EXERCISE REQUIREMENTS: Among the entries below, count the lines where the string "根据牛顿第二定律" occurs, and give only the number.

(Dataset records)
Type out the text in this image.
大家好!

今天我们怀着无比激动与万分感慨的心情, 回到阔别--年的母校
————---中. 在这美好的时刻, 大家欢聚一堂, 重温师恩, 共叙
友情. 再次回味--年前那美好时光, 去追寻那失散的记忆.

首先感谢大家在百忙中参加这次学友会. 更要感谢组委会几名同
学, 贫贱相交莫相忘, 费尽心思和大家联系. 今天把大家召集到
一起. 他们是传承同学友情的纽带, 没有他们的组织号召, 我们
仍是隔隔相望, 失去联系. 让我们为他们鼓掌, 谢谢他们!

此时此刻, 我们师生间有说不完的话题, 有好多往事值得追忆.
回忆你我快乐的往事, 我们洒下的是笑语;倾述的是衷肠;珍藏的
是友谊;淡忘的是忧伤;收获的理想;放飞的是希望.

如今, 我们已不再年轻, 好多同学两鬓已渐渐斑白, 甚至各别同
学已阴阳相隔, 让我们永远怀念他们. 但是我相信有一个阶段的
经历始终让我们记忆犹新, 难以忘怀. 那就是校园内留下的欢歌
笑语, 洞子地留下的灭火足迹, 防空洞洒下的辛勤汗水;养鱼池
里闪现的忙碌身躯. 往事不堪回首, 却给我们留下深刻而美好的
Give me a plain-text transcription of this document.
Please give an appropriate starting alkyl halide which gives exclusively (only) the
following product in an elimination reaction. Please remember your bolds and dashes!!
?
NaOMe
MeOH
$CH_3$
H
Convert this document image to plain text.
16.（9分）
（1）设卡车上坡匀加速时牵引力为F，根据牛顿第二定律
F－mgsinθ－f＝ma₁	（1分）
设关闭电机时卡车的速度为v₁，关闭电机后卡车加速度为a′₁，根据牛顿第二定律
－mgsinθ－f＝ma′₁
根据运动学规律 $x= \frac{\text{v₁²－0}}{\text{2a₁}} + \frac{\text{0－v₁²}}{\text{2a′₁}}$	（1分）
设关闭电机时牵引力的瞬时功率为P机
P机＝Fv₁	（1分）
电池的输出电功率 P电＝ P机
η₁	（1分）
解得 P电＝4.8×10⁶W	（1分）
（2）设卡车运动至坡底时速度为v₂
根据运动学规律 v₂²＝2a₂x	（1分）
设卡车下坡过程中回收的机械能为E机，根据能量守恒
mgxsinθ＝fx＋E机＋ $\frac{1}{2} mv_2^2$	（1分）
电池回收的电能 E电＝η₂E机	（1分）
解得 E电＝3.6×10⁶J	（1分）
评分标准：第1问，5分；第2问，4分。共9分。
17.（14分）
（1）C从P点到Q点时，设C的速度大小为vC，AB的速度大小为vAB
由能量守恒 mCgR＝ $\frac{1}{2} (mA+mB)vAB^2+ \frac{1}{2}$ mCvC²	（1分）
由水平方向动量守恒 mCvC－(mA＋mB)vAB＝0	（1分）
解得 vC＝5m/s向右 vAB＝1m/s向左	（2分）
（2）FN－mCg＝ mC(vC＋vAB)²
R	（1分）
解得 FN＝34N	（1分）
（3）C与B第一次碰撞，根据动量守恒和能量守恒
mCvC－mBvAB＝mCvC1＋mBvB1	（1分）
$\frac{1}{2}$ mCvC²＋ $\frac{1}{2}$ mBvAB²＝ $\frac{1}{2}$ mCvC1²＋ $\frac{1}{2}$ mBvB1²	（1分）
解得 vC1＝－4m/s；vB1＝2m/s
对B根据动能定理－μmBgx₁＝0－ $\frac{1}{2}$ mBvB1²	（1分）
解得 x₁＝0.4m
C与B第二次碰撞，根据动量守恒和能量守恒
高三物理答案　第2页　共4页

CORRECT ANSWER: 2